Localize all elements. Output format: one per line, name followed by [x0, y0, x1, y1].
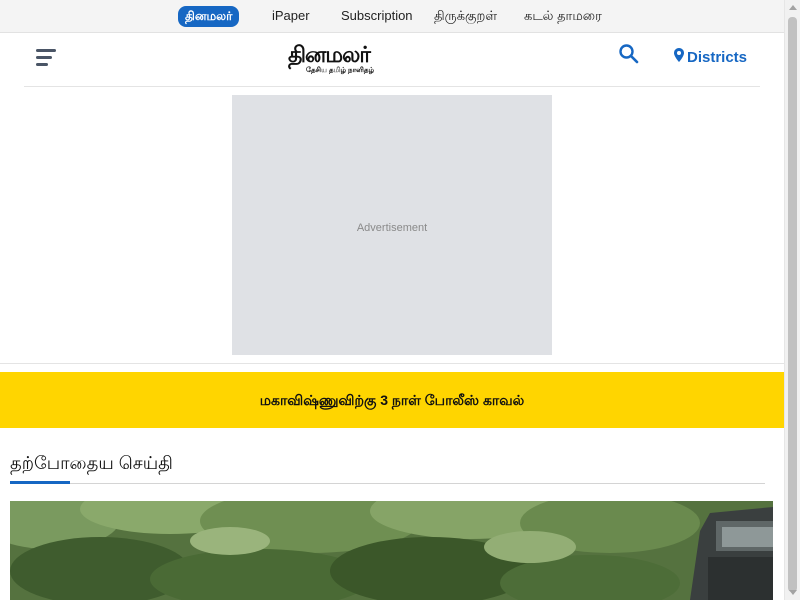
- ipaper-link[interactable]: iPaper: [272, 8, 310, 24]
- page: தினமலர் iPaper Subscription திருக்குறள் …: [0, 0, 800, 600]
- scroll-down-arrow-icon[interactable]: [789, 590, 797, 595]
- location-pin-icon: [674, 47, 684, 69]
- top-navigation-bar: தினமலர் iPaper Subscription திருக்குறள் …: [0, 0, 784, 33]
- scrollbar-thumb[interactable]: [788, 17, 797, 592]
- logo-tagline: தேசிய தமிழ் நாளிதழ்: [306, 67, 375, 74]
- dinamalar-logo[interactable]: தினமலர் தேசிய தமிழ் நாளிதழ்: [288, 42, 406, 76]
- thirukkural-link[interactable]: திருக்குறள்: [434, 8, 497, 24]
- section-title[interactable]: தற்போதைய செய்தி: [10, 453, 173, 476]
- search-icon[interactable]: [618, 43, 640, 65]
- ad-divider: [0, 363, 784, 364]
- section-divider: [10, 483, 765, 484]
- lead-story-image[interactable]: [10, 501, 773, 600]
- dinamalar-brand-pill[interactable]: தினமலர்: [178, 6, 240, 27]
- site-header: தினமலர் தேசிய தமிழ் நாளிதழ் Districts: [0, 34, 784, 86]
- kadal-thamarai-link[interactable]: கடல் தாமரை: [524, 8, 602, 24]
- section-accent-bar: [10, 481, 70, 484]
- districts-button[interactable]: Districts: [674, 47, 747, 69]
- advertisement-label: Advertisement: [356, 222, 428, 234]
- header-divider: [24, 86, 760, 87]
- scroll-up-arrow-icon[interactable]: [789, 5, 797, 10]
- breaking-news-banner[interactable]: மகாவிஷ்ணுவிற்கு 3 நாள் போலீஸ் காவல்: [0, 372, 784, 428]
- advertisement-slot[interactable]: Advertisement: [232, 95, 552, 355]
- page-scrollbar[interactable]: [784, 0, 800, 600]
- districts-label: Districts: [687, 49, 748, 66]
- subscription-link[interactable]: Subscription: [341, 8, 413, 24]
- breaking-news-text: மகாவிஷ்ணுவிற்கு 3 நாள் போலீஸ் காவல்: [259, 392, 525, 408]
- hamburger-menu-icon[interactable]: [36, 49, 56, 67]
* * *
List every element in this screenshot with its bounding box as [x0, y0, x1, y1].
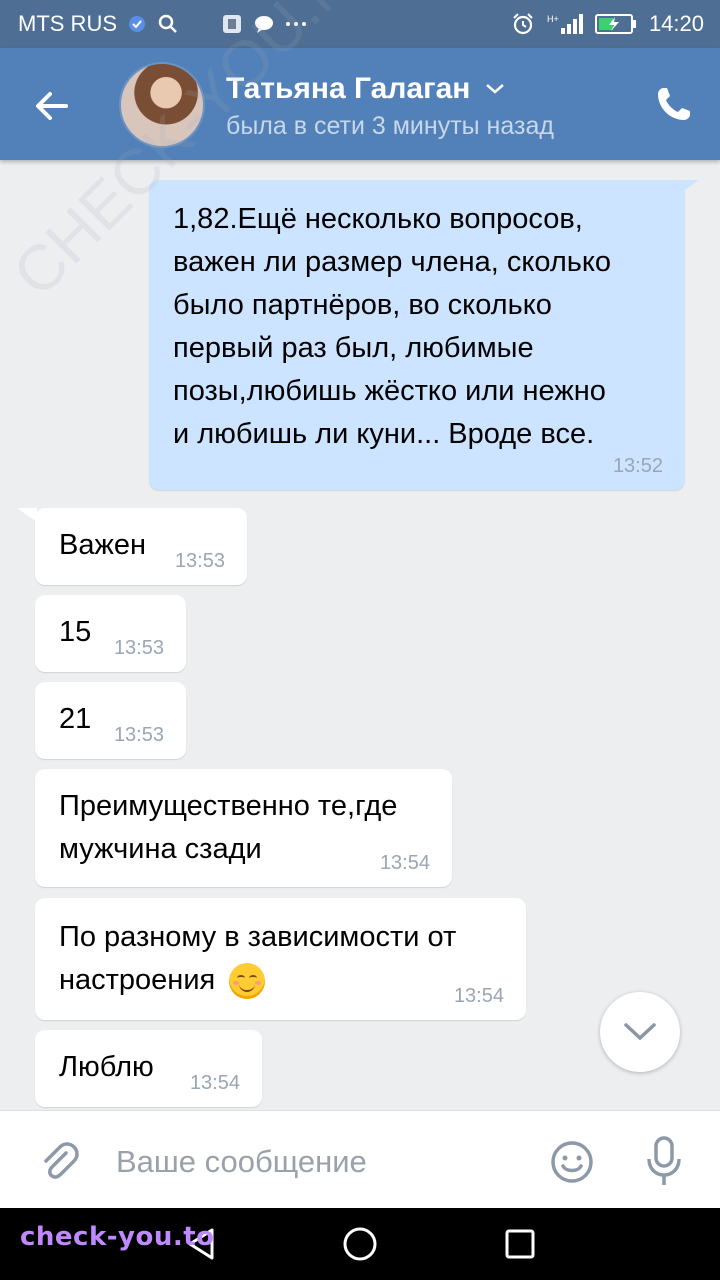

- [STATED PROBLEM]: Please transcribe the part of the items that opens with the line containing "Localize all elements." and closes with the line containing "- search-icon[interactable]: [618, 43, 640, 65]", including both of those lines, and leave the pictures out of your answer.

- [TASK RESULT]:
Localize all elements. Output format: one per line, name followed by [x0, y0, x1, y1].
- ipaper-link[interactable]: iPaper: [272, 8, 310, 24]
- page: தினமலர் iPaper Subscription திருக்குறள் …: [0, 0, 800, 600]
- scroll-down-arrow-icon[interactable]: [789, 590, 797, 595]
- location-pin-icon: [674, 47, 684, 69]
- top-navigation-bar: தினமலர் iPaper Subscription திருக்குறள் …: [0, 0, 784, 33]
- scrollbar-thumb[interactable]: [788, 17, 797, 592]
- logo-tagline: தேசிய தமிழ் நாளிதழ்: [306, 67, 375, 74]
- dinamalar-logo[interactable]: தினமலர் தேசிய தமிழ் நாளிதழ்: [288, 42, 406, 76]
- thirukkural-link[interactable]: திருக்குறள்: [434, 8, 497, 24]
- section-title[interactable]: தற்போதைய செய்தி: [10, 453, 173, 476]
- search-icon[interactable]: [618, 43, 640, 65]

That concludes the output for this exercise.